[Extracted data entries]
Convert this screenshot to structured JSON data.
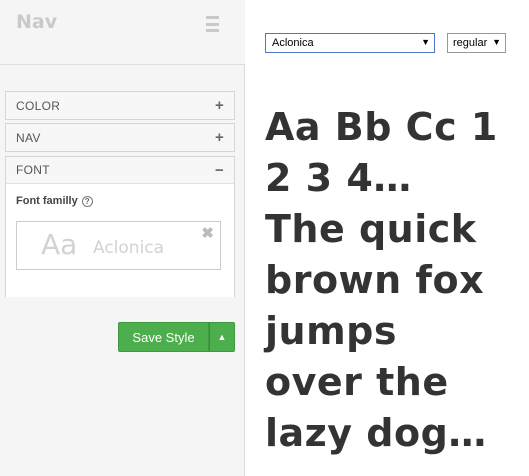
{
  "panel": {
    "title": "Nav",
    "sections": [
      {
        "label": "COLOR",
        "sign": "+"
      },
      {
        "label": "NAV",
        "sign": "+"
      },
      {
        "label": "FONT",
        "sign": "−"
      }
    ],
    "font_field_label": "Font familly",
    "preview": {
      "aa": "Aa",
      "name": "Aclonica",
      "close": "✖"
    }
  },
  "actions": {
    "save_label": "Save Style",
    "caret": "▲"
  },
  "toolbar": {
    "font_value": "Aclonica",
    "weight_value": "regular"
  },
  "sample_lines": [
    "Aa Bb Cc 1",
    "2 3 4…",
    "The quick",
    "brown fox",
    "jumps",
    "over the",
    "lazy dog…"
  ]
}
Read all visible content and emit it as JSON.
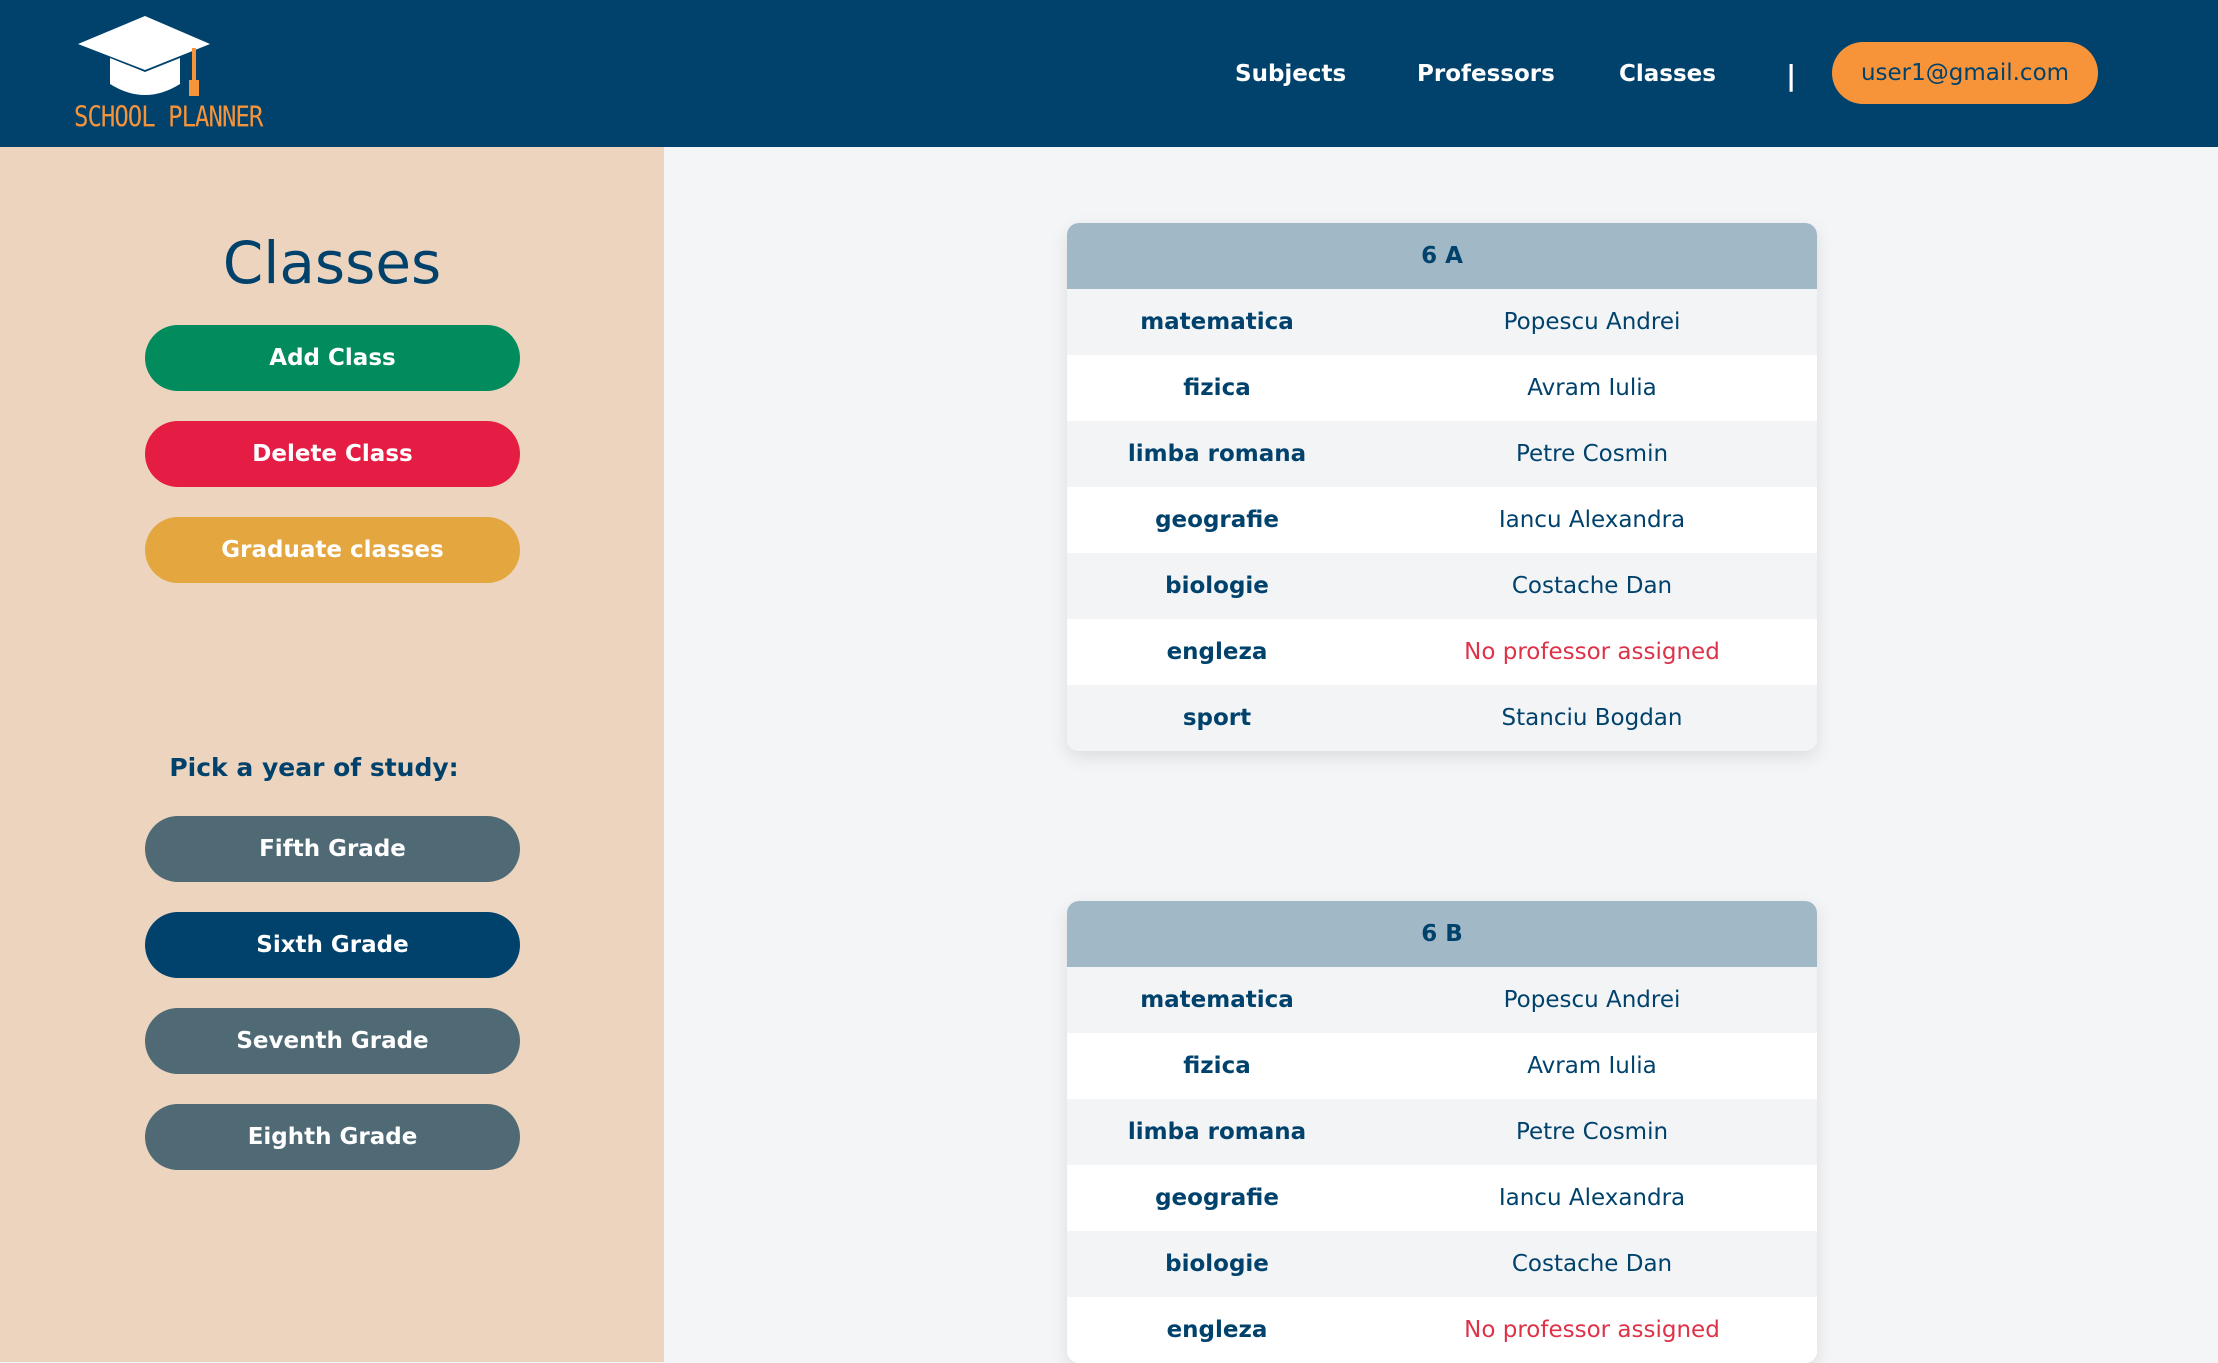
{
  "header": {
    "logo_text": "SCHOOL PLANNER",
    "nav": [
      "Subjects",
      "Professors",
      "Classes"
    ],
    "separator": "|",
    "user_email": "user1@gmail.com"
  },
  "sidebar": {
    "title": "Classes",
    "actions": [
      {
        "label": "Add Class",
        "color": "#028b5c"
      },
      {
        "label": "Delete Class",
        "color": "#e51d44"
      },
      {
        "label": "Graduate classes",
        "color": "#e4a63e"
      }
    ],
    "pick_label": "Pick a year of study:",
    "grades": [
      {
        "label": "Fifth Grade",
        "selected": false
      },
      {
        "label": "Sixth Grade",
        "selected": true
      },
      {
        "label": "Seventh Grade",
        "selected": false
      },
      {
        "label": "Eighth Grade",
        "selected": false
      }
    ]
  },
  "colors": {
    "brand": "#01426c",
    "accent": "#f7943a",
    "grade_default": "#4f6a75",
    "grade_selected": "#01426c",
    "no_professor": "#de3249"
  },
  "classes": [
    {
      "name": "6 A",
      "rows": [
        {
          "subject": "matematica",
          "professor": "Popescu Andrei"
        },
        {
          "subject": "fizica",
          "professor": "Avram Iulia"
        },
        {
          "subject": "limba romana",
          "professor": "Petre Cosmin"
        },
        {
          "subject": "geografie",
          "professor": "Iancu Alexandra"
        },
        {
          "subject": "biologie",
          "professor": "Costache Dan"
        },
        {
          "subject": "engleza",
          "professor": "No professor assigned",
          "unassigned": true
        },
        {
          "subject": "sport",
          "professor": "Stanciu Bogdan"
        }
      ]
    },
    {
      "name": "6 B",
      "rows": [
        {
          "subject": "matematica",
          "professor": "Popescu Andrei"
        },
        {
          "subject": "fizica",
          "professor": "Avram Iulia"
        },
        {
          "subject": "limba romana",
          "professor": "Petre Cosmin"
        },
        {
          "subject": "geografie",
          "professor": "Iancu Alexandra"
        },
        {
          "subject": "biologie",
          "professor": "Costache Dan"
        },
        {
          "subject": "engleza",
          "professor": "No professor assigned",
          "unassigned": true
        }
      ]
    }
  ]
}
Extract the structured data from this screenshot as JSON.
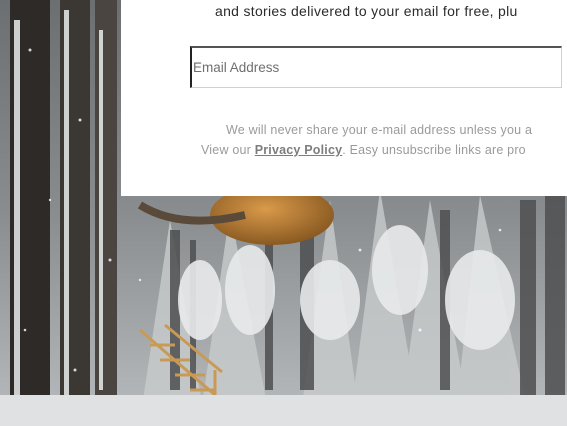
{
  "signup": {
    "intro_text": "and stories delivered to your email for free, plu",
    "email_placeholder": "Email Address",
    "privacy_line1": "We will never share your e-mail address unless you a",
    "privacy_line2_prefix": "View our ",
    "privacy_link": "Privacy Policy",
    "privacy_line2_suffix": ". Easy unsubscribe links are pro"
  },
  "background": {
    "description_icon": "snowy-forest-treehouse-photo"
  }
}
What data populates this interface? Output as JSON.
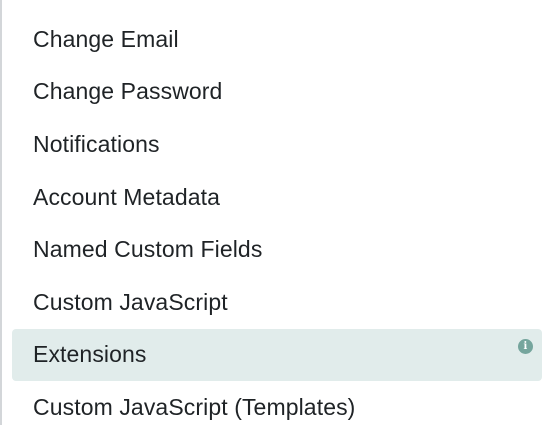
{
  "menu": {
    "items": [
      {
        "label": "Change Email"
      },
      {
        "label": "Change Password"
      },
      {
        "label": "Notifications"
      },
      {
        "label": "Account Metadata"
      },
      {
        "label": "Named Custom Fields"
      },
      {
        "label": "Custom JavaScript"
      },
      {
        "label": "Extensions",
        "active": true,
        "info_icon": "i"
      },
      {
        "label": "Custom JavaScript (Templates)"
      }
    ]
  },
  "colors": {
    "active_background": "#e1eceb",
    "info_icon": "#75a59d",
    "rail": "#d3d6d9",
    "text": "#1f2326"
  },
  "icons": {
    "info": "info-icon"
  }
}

Goal: Pictures are to be left out; all else in the entries above is to be quoted exactly.

Reply to the exercise:
Convert this screenshot to structured JSON data.
{
  "panel": {
    "title": "Nav",
    "sections": [
      {
        "label": "COLOR",
        "sign": "+"
      },
      {
        "label": "NAV",
        "sign": "+"
      },
      {
        "label": "FONT",
        "sign": "−"
      }
    ],
    "font_field_label": "Font familly",
    "preview": {
      "aa": "Aa",
      "name": "Aclonica",
      "close": "✖"
    }
  },
  "actions": {
    "save_label": "Save Style",
    "caret": "▲"
  },
  "toolbar": {
    "font_value": "Aclonica",
    "weight_value": "regular"
  },
  "sample_lines": [
    "Aa Bb Cc 1",
    "2 3 4…",
    "The quick",
    "brown fox",
    "jumps",
    "over the",
    "lazy dog…"
  ]
}
Read all visible content and emit it as JSON.
{
  "header": {
    "logo_text": "SCHOOL PLANNER",
    "nav": [
      "Subjects",
      "Professors",
      "Classes"
    ],
    "separator": "|",
    "user_email": "user1@gmail.com"
  },
  "sidebar": {
    "title": "Classes",
    "actions": [
      {
        "label": "Add Class",
        "color": "#028b5c"
      },
      {
        "label": "Delete Class",
        "color": "#e51d44"
      },
      {
        "label": "Graduate classes",
        "color": "#e4a63e"
      }
    ],
    "pick_label": "Pick a year of study:",
    "grades": [
      {
        "label": "Fifth Grade",
        "selected": false
      },
      {
        "label": "Sixth Grade",
        "selected": true
      },
      {
        "label": "Seventh Grade",
        "selected": false
      },
      {
        "label": "Eighth Grade",
        "selected": false
      }
    ]
  },
  "colors": {
    "brand": "#01426c",
    "accent": "#f7943a",
    "grade_default": "#4f6a75",
    "grade_selected": "#01426c",
    "no_professor": "#de3249"
  },
  "classes": [
    {
      "name": "6 A",
      "rows": [
        {
          "subject": "matematica",
          "professor": "Popescu Andrei"
        },
        {
          "subject": "fizica",
          "professor": "Avram Iulia"
        },
        {
          "subject": "limba romana",
          "professor": "Petre Cosmin"
        },
        {
          "subject": "geografie",
          "professor": "Iancu Alexandra"
        },
        {
          "subject": "biologie",
          "professor": "Costache Dan"
        },
        {
          "subject": "engleza",
          "professor": "No professor assigned",
          "unassigned": true
        },
        {
          "subject": "sport",
          "professor": "Stanciu Bogdan"
        }
      ]
    },
    {
      "name": "6 B",
      "rows": [
        {
          "subject": "matematica",
          "professor": "Popescu Andrei"
        },
        {
          "subject": "fizica",
          "professor": "Avram Iulia"
        },
        {
          "subject": "limba romana",
          "professor": "Petre Cosmin"
        },
        {
          "subject": "geografie",
          "professor": "Iancu Alexandra"
        },
        {
          "subject": "biologie",
          "professor": "Costache Dan"
        },
        {
          "subject": "engleza",
          "professor": "No professor assigned",
          "unassigned": true
        }
      ]
    }
  ]
}
Extract the structured data from this screenshot as JSON.
{
  "signup": {
    "intro_text": "and stories delivered to your email for free, plu",
    "email_placeholder": "Email Address",
    "privacy_line1": "We will never share your e-mail address unless you a",
    "privacy_line2_prefix": "View our ",
    "privacy_link": "Privacy Policy",
    "privacy_line2_suffix": ". Easy unsubscribe links are pro"
  },
  "background": {
    "description_icon": "snowy-forest-treehouse-photo"
  }
}
What data populates this interface? Output as JSON.
{
  "menu": {
    "items": [
      {
        "label": "Change Email"
      },
      {
        "label": "Change Password"
      },
      {
        "label": "Notifications"
      },
      {
        "label": "Account Metadata"
      },
      {
        "label": "Named Custom Fields"
      },
      {
        "label": "Custom JavaScript"
      },
      {
        "label": "Extensions",
        "active": true,
        "info_icon": "i"
      },
      {
        "label": "Custom JavaScript (Templates)"
      }
    ]
  },
  "colors": {
    "active_background": "#e1eceb",
    "info_icon": "#75a59d",
    "rail": "#d3d6d9",
    "text": "#1f2326"
  },
  "icons": {
    "info": "info-icon"
  }
}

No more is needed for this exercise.